— begin Dataset —
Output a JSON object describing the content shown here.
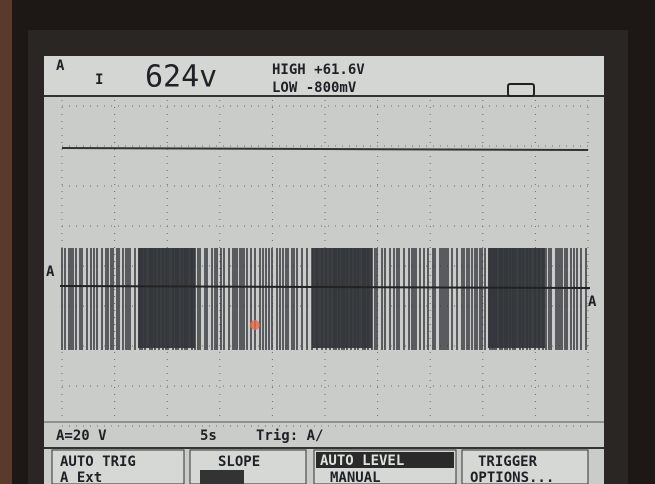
{
  "status": {
    "channel": "A",
    "reading": "624v",
    "high": "HIGH +61.6V",
    "low": "LOW -800mV"
  },
  "trace": {
    "marker_left": "A",
    "marker_right": "A"
  },
  "footer": {
    "scale": "A=20 V",
    "time": "5s",
    "trigger": "Trig: A/"
  },
  "menu": {
    "auto_trig": "AUTO TRIG",
    "auto_trig_source": "A Ext",
    "slope": "SLOPE",
    "auto_level": "AUTO LEVEL",
    "manual": "MANUAL",
    "trigger": "TRIGGER",
    "options": "OPTIONS..."
  }
}
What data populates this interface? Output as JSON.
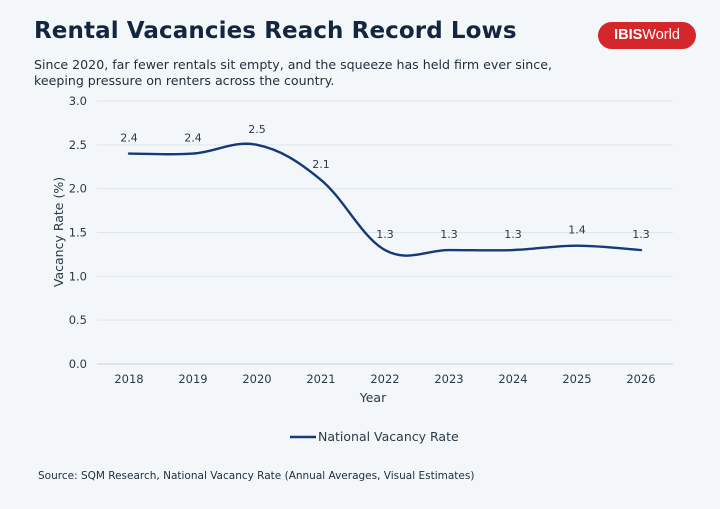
{
  "header": {
    "title": "Rental Vacancies Reach Record Lows",
    "subtitle": "Since 2020, far fewer rentals sit empty, and the squeeze has held firm ever since, keeping pressure on renters across the country.",
    "logo_bold": "IBIS",
    "logo_rest": "World"
  },
  "footer": {
    "source": "Source: SQM Research, National Vacancy Rate (Annual Averages, Visual Estimates)"
  },
  "colors": {
    "line": "#16397a",
    "grid": "#dde5ea",
    "brand": "#d4272c"
  },
  "chart_data": {
    "type": "line",
    "title": "Rental Vacancies Reach Record Lows",
    "xlabel": "Year",
    "ylabel": "Vacancy Rate (%)",
    "ylim": [
      0,
      3
    ],
    "yticks": [
      "0.0",
      "0.5",
      "1.0",
      "1.5",
      "2.0",
      "2.5",
      "3.0"
    ],
    "grid": true,
    "legend_position": "bottom-center",
    "categories": [
      "2018",
      "2019",
      "2020",
      "2021",
      "2022",
      "2023",
      "2024",
      "2025",
      "2026"
    ],
    "series": [
      {
        "name": "National Vacancy Rate",
        "values": [
          2.4,
          2.4,
          2.5,
          2.1,
          1.3,
          1.3,
          1.3,
          1.35,
          1.3
        ],
        "labels": [
          "2.4",
          "2.4",
          "2.5",
          "2.1",
          "1.3",
          "1.3",
          "1.3",
          "1.4",
          "1.3"
        ]
      }
    ]
  }
}
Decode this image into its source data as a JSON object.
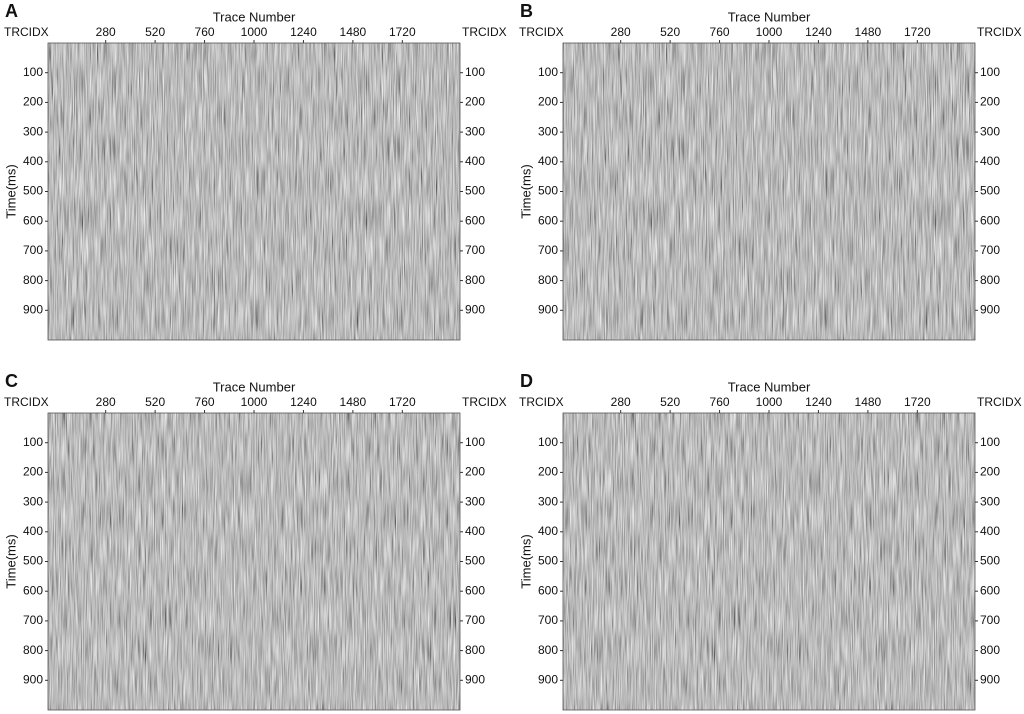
{
  "chart_data": [
    {
      "type": "image",
      "panel_label": "A",
      "x_label": "Trace Number",
      "y_label": "Time(ms)",
      "corner_label": "TRCIDX",
      "xlim": [
        0,
        2000
      ],
      "xticks": [
        280,
        520,
        760,
        1000,
        1240,
        1480,
        1720
      ],
      "ylim": [
        0,
        1000
      ],
      "yticks": [
        100,
        200,
        300,
        400,
        500,
        600,
        700,
        800,
        900
      ]
    },
    {
      "type": "image",
      "panel_label": "B",
      "x_label": "Trace Number",
      "y_label": "Time(ms)",
      "corner_label": "TRCIDX",
      "xlim": [
        0,
        2000
      ],
      "xticks": [
        280,
        520,
        760,
        1000,
        1240,
        1480,
        1720
      ],
      "ylim": [
        0,
        1000
      ],
      "yticks": [
        100,
        200,
        300,
        400,
        500,
        600,
        700,
        800,
        900
      ]
    },
    {
      "type": "image",
      "panel_label": "C",
      "x_label": "Trace Number",
      "y_label": "Time(ms)",
      "corner_label": "TRCIDX",
      "xlim": [
        0,
        2000
      ],
      "xticks": [
        280,
        520,
        760,
        1000,
        1240,
        1480,
        1720
      ],
      "ylim": [
        0,
        1000
      ],
      "yticks": [
        100,
        200,
        300,
        400,
        500,
        600,
        700,
        800,
        900
      ]
    },
    {
      "type": "image",
      "panel_label": "D",
      "x_label": "Trace Number",
      "y_label": "Time(ms)",
      "corner_label": "TRCIDX",
      "xlim": [
        0,
        2000
      ],
      "xticks": [
        280,
        520,
        760,
        1000,
        1240,
        1480,
        1720
      ],
      "ylim": [
        0,
        1000
      ],
      "yticks": [
        100,
        200,
        300,
        400,
        500,
        600,
        700,
        800,
        900
      ]
    }
  ]
}
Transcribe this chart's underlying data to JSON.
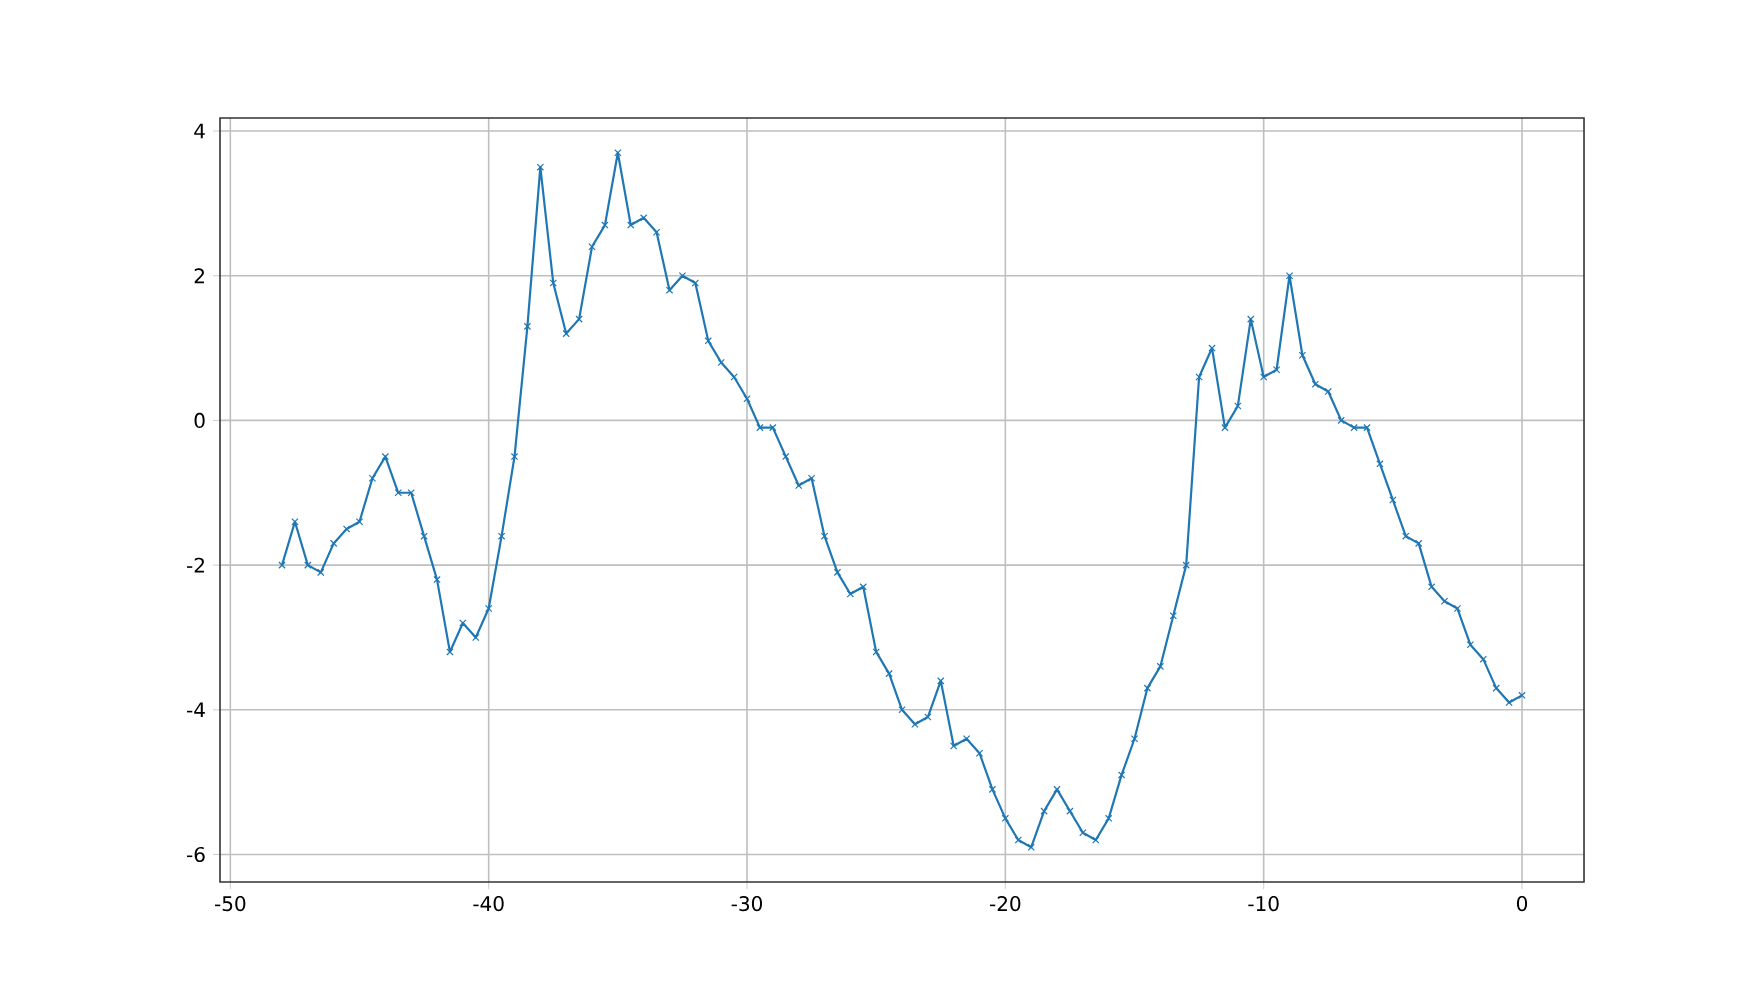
{
  "chart_data": {
    "type": "line",
    "x": [
      -48,
      -47.5,
      -47,
      -46.5,
      -46,
      -45.5,
      -45,
      -44.5,
      -44,
      -43.5,
      -43,
      -42.5,
      -42,
      -41.5,
      -41,
      -40.5,
      -40,
      -39.5,
      -39,
      -38.5,
      -38,
      -37.5,
      -37,
      -36.5,
      -36,
      -35.5,
      -35,
      -34.5,
      -34,
      -33.5,
      -33,
      -32.5,
      -32,
      -31.5,
      -31,
      -30.5,
      -30,
      -29.5,
      -29,
      -28.5,
      -28,
      -27.5,
      -27,
      -26.5,
      -26,
      -25.5,
      -25,
      -24.5,
      -24,
      -23.5,
      -23,
      -22.5,
      -22,
      -21.5,
      -21,
      -20.5,
      -20,
      -19.5,
      -19,
      -18.5,
      -18,
      -17.5,
      -17,
      -16.5,
      -16,
      -15.5,
      -15,
      -14.5,
      -14,
      -13.5,
      -13,
      -12.5,
      -12,
      -11.5,
      -11,
      -10.5,
      -10,
      -9.5,
      -9,
      -8.5,
      -8,
      -7.5,
      -7,
      -6.5,
      -6,
      -5.5,
      -5,
      -4.5,
      -4,
      -3.5,
      -3,
      -2.5,
      -2,
      -1.5,
      -1,
      -0.5,
      0
    ],
    "series": [
      {
        "color": "#1f77b4",
        "values": [
          -2.0,
          -1.4,
          -2.0,
          -2.1,
          -1.7,
          -1.5,
          -1.4,
          -0.8,
          -0.5,
          -1.0,
          -1.0,
          -1.6,
          -2.2,
          -3.2,
          -2.8,
          -3.0,
          -2.6,
          -1.6,
          -0.5,
          1.3,
          3.5,
          1.9,
          1.2,
          1.4,
          2.4,
          2.7,
          3.7,
          2.7,
          2.8,
          2.6,
          1.8,
          2.0,
          1.9,
          1.1,
          0.8,
          0.6,
          0.3,
          -0.1,
          -0.1,
          -0.5,
          -0.9,
          -0.8,
          -1.6,
          -2.1,
          -2.4,
          -2.3,
          -3.2,
          -3.5,
          -4.0,
          -4.2,
          -4.1,
          -3.6,
          -4.5,
          -4.4,
          -4.6,
          -5.1,
          -5.5,
          -5.8,
          -5.9,
          -5.4,
          -5.1,
          -5.4,
          -5.7,
          -5.8,
          -5.5,
          -4.9,
          -4.4,
          -3.7,
          -3.4,
          -2.7,
          -2.0,
          0.6,
          1.0,
          -0.1,
          0.2,
          1.4,
          0.6,
          0.7,
          2.0,
          0.9,
          0.5,
          0.4,
          0.0,
          -0.1,
          -0.1,
          -0.6,
          -1.1,
          -1.6,
          -1.7,
          -2.3,
          -2.5,
          -2.6,
          -3.1,
          -3.3,
          -3.7,
          -3.9,
          -3.8
        ]
      }
    ],
    "xlim": [
      -50.4,
      2.4
    ],
    "ylim": [
      -6.38,
      4.18
    ],
    "xticks": [
      -50,
      -40,
      -30,
      -20,
      -10,
      0
    ],
    "yticks": [
      -6,
      -4,
      -2,
      0,
      2,
      4
    ],
    "grid": true,
    "marker": "cross",
    "line_style": "solid"
  }
}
— end Dataset —
• [Problem description]: Quote the data above in full and without alteration; skip the pictures.

• [Correct response]:
Output a JSON object describing the content shown here.
{
  "status": {
    "channel": "A",
    "reading": "624v",
    "high": "HIGH +61.6V",
    "low": "LOW -800mV"
  },
  "trace": {
    "marker_left": "A",
    "marker_right": "A"
  },
  "footer": {
    "scale": "A=20 V",
    "time": "5s",
    "trigger": "Trig: A/"
  },
  "menu": {
    "auto_trig": "AUTO TRIG",
    "auto_trig_source": "A Ext",
    "slope": "SLOPE",
    "auto_level": "AUTO LEVEL",
    "manual": "MANUAL",
    "trigger": "TRIGGER",
    "options": "OPTIONS..."
  }
}
What data populates this interface? Output as JSON.
{
  "header": {
    "title": "Rental Vacancies Reach Record Lows",
    "subtitle": "Since 2020, far fewer rentals sit empty, and the squeeze has held firm ever since, keeping pressure on renters across the country.",
    "logo_bold": "IBIS",
    "logo_rest": "World"
  },
  "footer": {
    "source": "Source: SQM Research, National Vacancy Rate (Annual Averages, Visual Estimates)"
  },
  "colors": {
    "line": "#16397a",
    "grid": "#dde5ea",
    "brand": "#d4272c"
  },
  "chart_data": {
    "type": "line",
    "title": "Rental Vacancies Reach Record Lows",
    "xlabel": "Year",
    "ylabel": "Vacancy Rate (%)",
    "ylim": [
      0,
      3
    ],
    "yticks": [
      "0.0",
      "0.5",
      "1.0",
      "1.5",
      "2.0",
      "2.5",
      "3.0"
    ],
    "grid": true,
    "legend_position": "bottom-center",
    "categories": [
      "2018",
      "2019",
      "2020",
      "2021",
      "2022",
      "2023",
      "2024",
      "2025",
      "2026"
    ],
    "series": [
      {
        "name": "National Vacancy Rate",
        "values": [
          2.4,
          2.4,
          2.5,
          2.1,
          1.3,
          1.3,
          1.3,
          1.35,
          1.3
        ],
        "labels": [
          "2.4",
          "2.4",
          "2.5",
          "2.1",
          "1.3",
          "1.3",
          "1.3",
          "1.4",
          "1.3"
        ]
      }
    ]
  }
}
Decode this image into its source data as a JSON object.
{
  "chart_data": [
    {
      "type": "image",
      "panel_label": "A",
      "x_label": "Trace Number",
      "y_label": "Time(ms)",
      "corner_label": "TRCIDX",
      "xlim": [
        0,
        2000
      ],
      "xticks": [
        280,
        520,
        760,
        1000,
        1240,
        1480,
        1720
      ],
      "ylim": [
        0,
        1000
      ],
      "yticks": [
        100,
        200,
        300,
        400,
        500,
        600,
        700,
        800,
        900
      ]
    },
    {
      "type": "image",
      "panel_label": "B",
      "x_label": "Trace Number",
      "y_label": "Time(ms)",
      "corner_label": "TRCIDX",
      "xlim": [
        0,
        2000
      ],
      "xticks": [
        280,
        520,
        760,
        1000,
        1240,
        1480,
        1720
      ],
      "ylim": [
        0,
        1000
      ],
      "yticks": [
        100,
        200,
        300,
        400,
        500,
        600,
        700,
        800,
        900
      ]
    },
    {
      "type": "image",
      "panel_label": "C",
      "x_label": "Trace Number",
      "y_label": "Time(ms)",
      "corner_label": "TRCIDX",
      "xlim": [
        0,
        2000
      ],
      "xticks": [
        280,
        520,
        760,
        1000,
        1240,
        1480,
        1720
      ],
      "ylim": [
        0,
        1000
      ],
      "yticks": [
        100,
        200,
        300,
        400,
        500,
        600,
        700,
        800,
        900
      ]
    },
    {
      "type": "image",
      "panel_label": "D",
      "x_label": "Trace Number",
      "y_label": "Time(ms)",
      "corner_label": "TRCIDX",
      "xlim": [
        0,
        2000
      ],
      "xticks": [
        280,
        520,
        760,
        1000,
        1240,
        1480,
        1720
      ],
      "ylim": [
        0,
        1000
      ],
      "yticks": [
        100,
        200,
        300,
        400,
        500,
        600,
        700,
        800,
        900
      ]
    }
  ]
}
Transcribe this chart's underlying data to JSON.
{
  "chart_data": {
    "type": "line",
    "x": [
      -48,
      -47.5,
      -47,
      -46.5,
      -46,
      -45.5,
      -45,
      -44.5,
      -44,
      -43.5,
      -43,
      -42.5,
      -42,
      -41.5,
      -41,
      -40.5,
      -40,
      -39.5,
      -39,
      -38.5,
      -38,
      -37.5,
      -37,
      -36.5,
      -36,
      -35.5,
      -35,
      -34.5,
      -34,
      -33.5,
      -33,
      -32.5,
      -32,
      -31.5,
      -31,
      -30.5,
      -30,
      -29.5,
      -29,
      -28.5,
      -28,
      -27.5,
      -27,
      -26.5,
      -26,
      -25.5,
      -25,
      -24.5,
      -24,
      -23.5,
      -23,
      -22.5,
      -22,
      -21.5,
      -21,
      -20.5,
      -20,
      -19.5,
      -19,
      -18.5,
      -18,
      -17.5,
      -17,
      -16.5,
      -16,
      -15.5,
      -15,
      -14.5,
      -14,
      -13.5,
      -13,
      -12.5,
      -12,
      -11.5,
      -11,
      -10.5,
      -10,
      -9.5,
      -9,
      -8.5,
      -8,
      -7.5,
      -7,
      -6.5,
      -6,
      -5.5,
      -5,
      -4.5,
      -4,
      -3.5,
      -3,
      -2.5,
      -2,
      -1.5,
      -1,
      -0.5,
      0
    ],
    "series": [
      {
        "color": "#1f77b4",
        "values": [
          -2.0,
          -1.4,
          -2.0,
          -2.1,
          -1.7,
          -1.5,
          -1.4,
          -0.8,
          -0.5,
          -1.0,
          -1.0,
          -1.6,
          -2.2,
          -3.2,
          -2.8,
          -3.0,
          -2.6,
          -1.6,
          -0.5,
          1.3,
          3.5,
          1.9,
          1.2,
          1.4,
          2.4,
          2.7,
          3.7,
          2.7,
          2.8,
          2.6,
          1.8,
          2.0,
          1.9,
          1.1,
          0.8,
          0.6,
          0.3,
          -0.1,
          -0.1,
          -0.5,
          -0.9,
          -0.8,
          -1.6,
          -2.1,
          -2.4,
          -2.3,
          -3.2,
          -3.5,
          -4.0,
          -4.2,
          -4.1,
          -3.6,
          -4.5,
          -4.4,
          -4.6,
          -5.1,
          -5.5,
          -5.8,
          -5.9,
          -5.4,
          -5.1,
          -5.4,
          -5.7,
          -5.8,
          -5.5,
          -4.9,
          -4.4,
          -3.7,
          -3.4,
          -2.7,
          -2.0,
          0.6,
          1.0,
          -0.1,
          0.2,
          1.4,
          0.6,
          0.7,
          2.0,
          0.9,
          0.5,
          0.4,
          0.0,
          -0.1,
          -0.1,
          -0.6,
          -1.1,
          -1.6,
          -1.7,
          -2.3,
          -2.5,
          -2.6,
          -3.1,
          -3.3,
          -3.7,
          -3.9,
          -3.8
        ]
      }
    ],
    "xlim": [
      -50.4,
      2.4
    ],
    "ylim": [
      -6.38,
      4.18
    ],
    "xticks": [
      -50,
      -40,
      -30,
      -20,
      -10,
      0
    ],
    "yticks": [
      -6,
      -4,
      -2,
      0,
      2,
      4
    ],
    "grid": true,
    "marker": "cross",
    "line_style": "solid"
  }
}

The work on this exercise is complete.